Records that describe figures

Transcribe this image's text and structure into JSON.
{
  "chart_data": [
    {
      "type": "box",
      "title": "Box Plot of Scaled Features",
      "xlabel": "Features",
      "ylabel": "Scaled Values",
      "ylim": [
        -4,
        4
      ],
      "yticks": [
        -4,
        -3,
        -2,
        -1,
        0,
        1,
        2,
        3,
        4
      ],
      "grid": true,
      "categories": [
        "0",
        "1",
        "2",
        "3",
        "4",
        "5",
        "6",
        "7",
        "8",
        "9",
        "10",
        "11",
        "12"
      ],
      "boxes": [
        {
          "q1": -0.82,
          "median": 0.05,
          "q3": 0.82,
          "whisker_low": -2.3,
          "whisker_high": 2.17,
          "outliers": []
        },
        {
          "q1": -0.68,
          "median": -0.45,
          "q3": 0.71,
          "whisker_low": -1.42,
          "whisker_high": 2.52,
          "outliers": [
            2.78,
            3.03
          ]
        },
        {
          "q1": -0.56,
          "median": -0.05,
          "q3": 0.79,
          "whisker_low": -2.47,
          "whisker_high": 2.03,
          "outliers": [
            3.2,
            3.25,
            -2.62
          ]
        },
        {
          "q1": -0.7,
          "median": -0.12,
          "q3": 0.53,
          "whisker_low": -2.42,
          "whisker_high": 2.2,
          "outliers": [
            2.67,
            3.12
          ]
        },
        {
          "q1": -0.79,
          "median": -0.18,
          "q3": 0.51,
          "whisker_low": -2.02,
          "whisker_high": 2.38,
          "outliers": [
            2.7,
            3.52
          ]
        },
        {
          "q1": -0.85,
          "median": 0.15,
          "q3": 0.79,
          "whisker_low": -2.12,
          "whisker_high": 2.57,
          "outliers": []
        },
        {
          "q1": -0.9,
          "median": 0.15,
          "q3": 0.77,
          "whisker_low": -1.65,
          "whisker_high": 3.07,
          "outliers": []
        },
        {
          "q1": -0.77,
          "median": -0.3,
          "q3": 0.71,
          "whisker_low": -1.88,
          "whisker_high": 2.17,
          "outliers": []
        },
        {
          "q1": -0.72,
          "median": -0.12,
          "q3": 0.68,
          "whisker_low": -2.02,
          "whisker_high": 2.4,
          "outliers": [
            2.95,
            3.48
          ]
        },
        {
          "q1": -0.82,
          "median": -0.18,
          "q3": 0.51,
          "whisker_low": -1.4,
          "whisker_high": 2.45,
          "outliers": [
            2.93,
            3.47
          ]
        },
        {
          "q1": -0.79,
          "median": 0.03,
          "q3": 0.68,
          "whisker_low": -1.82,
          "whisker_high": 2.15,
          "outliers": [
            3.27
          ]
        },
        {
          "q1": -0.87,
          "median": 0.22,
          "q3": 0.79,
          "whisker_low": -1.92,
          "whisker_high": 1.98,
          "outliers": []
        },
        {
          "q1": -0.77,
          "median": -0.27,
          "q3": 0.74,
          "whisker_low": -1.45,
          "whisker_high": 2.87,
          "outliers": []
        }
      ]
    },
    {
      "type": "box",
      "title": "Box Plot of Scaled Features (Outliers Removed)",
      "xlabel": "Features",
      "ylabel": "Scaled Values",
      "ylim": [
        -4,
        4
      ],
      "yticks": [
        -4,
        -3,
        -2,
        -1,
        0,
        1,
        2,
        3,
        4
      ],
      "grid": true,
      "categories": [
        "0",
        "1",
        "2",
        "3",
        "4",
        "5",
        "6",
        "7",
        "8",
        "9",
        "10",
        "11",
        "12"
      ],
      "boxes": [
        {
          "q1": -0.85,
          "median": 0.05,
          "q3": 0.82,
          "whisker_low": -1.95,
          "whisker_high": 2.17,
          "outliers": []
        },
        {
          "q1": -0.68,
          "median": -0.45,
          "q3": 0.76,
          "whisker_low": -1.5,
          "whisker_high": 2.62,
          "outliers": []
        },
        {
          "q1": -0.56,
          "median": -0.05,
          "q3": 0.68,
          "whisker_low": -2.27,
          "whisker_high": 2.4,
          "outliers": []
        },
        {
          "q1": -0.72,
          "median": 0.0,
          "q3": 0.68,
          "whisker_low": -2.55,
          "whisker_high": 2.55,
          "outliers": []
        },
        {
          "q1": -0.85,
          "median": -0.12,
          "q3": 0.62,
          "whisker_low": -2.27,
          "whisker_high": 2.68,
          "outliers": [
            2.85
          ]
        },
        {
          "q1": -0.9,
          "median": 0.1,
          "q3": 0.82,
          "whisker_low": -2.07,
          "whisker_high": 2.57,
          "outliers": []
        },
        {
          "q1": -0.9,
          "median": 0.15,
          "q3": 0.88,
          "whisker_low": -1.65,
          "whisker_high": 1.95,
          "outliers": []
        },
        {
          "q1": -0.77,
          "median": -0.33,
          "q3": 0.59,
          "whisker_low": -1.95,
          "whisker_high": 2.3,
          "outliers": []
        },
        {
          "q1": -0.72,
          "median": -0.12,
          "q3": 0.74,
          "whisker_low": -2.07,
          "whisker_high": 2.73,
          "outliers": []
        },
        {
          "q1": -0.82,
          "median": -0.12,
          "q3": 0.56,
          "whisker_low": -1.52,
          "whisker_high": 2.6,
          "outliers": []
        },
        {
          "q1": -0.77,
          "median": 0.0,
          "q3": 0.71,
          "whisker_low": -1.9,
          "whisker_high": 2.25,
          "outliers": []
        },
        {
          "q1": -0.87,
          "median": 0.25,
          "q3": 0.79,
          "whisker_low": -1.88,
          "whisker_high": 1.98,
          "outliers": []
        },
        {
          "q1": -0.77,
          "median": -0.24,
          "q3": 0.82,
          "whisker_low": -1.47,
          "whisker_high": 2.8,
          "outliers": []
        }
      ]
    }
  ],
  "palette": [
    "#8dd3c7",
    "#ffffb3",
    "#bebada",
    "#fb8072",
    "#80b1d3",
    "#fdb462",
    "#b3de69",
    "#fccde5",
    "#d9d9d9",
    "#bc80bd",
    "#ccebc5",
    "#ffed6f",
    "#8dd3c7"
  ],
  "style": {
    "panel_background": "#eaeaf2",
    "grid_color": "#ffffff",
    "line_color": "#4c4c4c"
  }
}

Given exercise
Go through the records above and retype each one exactly.

Task response
Transcribe this image's text and structure into JSON.
{
  "chart_data": [
    {
      "type": "box",
      "title": "Box Plot of Scaled Features",
      "xlabel": "Features",
      "ylabel": "Scaled Values",
      "ylim": [
        -4,
        4
      ],
      "yticks": [
        -4,
        -3,
        -2,
        -1,
        0,
        1,
        2,
        3,
        4
      ],
      "grid": true,
      "categories": [
        "0",
        "1",
        "2",
        "3",
        "4",
        "5",
        "6",
        "7",
        "8",
        "9",
        "10",
        "11",
        "12"
      ],
      "boxes": [
        {
          "q1": -0.82,
          "median": 0.05,
          "q3": 0.82,
          "whisker_low": -2.3,
          "whisker_high": 2.17,
          "outliers": []
        },
        {
          "q1": -0.68,
          "median": -0.45,
          "q3": 0.71,
          "whisker_low": -1.42,
          "whisker_high": 2.52,
          "outliers": [
            2.78,
            3.03
          ]
        },
        {
          "q1": -0.56,
          "median": -0.05,
          "q3": 0.79,
          "whisker_low": -2.47,
          "whisker_high": 2.03,
          "outliers": [
            3.2,
            3.25,
            -2.62
          ]
        },
        {
          "q1": -0.7,
          "median": -0.12,
          "q3": 0.53,
          "whisker_low": -2.42,
          "whisker_high": 2.2,
          "outliers": [
            2.67,
            3.12
          ]
        },
        {
          "q1": -0.79,
          "median": -0.18,
          "q3": 0.51,
          "whisker_low": -2.02,
          "whisker_high": 2.38,
          "outliers": [
            2.7,
            3.52
          ]
        },
        {
          "q1": -0.85,
          "median": 0.15,
          "q3": 0.79,
          "whisker_low": -2.12,
          "whisker_high": 2.57,
          "outliers": []
        },
        {
          "q1": -0.9,
          "median": 0.15,
          "q3": 0.77,
          "whisker_low": -1.65,
          "whisker_high": 3.07,
          "outliers": []
        },
        {
          "q1": -0.77,
          "median": -0.3,
          "q3": 0.71,
          "whisker_low": -1.88,
          "whisker_high": 2.17,
          "outliers": []
        },
        {
          "q1": -0.72,
          "median": -0.12,
          "q3": 0.68,
          "whisker_low": -2.02,
          "whisker_high": 2.4,
          "outliers": [
            2.95,
            3.48
          ]
        },
        {
          "q1": -0.82,
          "median": -0.18,
          "q3": 0.51,
          "whisker_low": -1.4,
          "whisker_high": 2.45,
          "outliers": [
            2.93,
            3.47
          ]
        },
        {
          "q1": -0.79,
          "median": 0.03,
          "q3": 0.68,
          "whisker_low": -1.82,
          "whisker_high": 2.15,
          "outliers": [
            3.27
          ]
        },
        {
          "q1": -0.87,
          "median": 0.22,
          "q3": 0.79,
          "whisker_low": -1.92,
          "whisker_high": 1.98,
          "outliers": []
        },
        {
          "q1": -0.77,
          "median": -0.27,
          "q3": 0.74,
          "whisker_low": -1.45,
          "whisker_high": 2.87,
          "outliers": []
        }
      ]
    },
    {
      "type": "box",
      "title": "Box Plot of Scaled Features (Outliers Removed)",
      "xlabel": "Features",
      "ylabel": "Scaled Values",
      "ylim": [
        -4,
        4
      ],
      "yticks": [
        -4,
        -3,
        -2,
        -1,
        0,
        1,
        2,
        3,
        4
      ],
      "grid": true,
      "categories": [
        "0",
        "1",
        "2",
        "3",
        "4",
        "5",
        "6",
        "7",
        "8",
        "9",
        "10",
        "11",
        "12"
      ],
      "boxes": [
        {
          "q1": -0.85,
          "median": 0.05,
          "q3": 0.82,
          "whisker_low": -1.95,
          "whisker_high": 2.17,
          "outliers": []
        },
        {
          "q1": -0.68,
          "median": -0.45,
          "q3": 0.76,
          "whisker_low": -1.5,
          "whisker_high": 2.62,
          "outliers": []
        },
        {
          "q1": -0.56,
          "median": -0.05,
          "q3": 0.68,
          "whisker_low": -2.27,
          "whisker_high": 2.4,
          "outliers": []
        },
        {
          "q1": -0.72,
          "median": 0.0,
          "q3": 0.68,
          "whisker_low": -2.55,
          "whisker_high": 2.55,
          "outliers": []
        },
        {
          "q1": -0.85,
          "median": -0.12,
          "q3": 0.62,
          "whisker_low": -2.27,
          "whisker_high": 2.68,
          "outliers": [
            2.85
          ]
        },
        {
          "q1": -0.9,
          "median": 0.1,
          "q3": 0.82,
          "whisker_low": -2.07,
          "whisker_high": 2.57,
          "outliers": []
        },
        {
          "q1": -0.9,
          "median": 0.15,
          "q3": 0.88,
          "whisker_low": -1.65,
          "whisker_high": 1.95,
          "outliers": []
        },
        {
          "q1": -0.77,
          "median": -0.33,
          "q3": 0.59,
          "whisker_low": -1.95,
          "whisker_high": 2.3,
          "outliers": []
        },
        {
          "q1": -0.72,
          "median": -0.12,
          "q3": 0.74,
          "whisker_low": -2.07,
          "whisker_high": 2.73,
          "outliers": []
        },
        {
          "q1": -0.82,
          "median": -0.12,
          "q3": 0.56,
          "whisker_low": -1.52,
          "whisker_high": 2.6,
          "outliers": []
        },
        {
          "q1": -0.77,
          "median": 0.0,
          "q3": 0.71,
          "whisker_low": -1.9,
          "whisker_high": 2.25,
          "outliers": []
        },
        {
          "q1": -0.87,
          "median": 0.25,
          "q3": 0.79,
          "whisker_low": -1.88,
          "whisker_high": 1.98,
          "outliers": []
        },
        {
          "q1": -0.77,
          "median": -0.24,
          "q3": 0.82,
          "whisker_low": -1.47,
          "whisker_high": 2.8,
          "outliers": []
        }
      ]
    }
  ],
  "palette": [
    "#8dd3c7",
    "#ffffb3",
    "#bebada",
    "#fb8072",
    "#80b1d3",
    "#fdb462",
    "#b3de69",
    "#fccde5",
    "#d9d9d9",
    "#bc80bd",
    "#ccebc5",
    "#ffed6f",
    "#8dd3c7"
  ],
  "style": {
    "panel_background": "#eaeaf2",
    "grid_color": "#ffffff",
    "line_color": "#4c4c4c"
  }
}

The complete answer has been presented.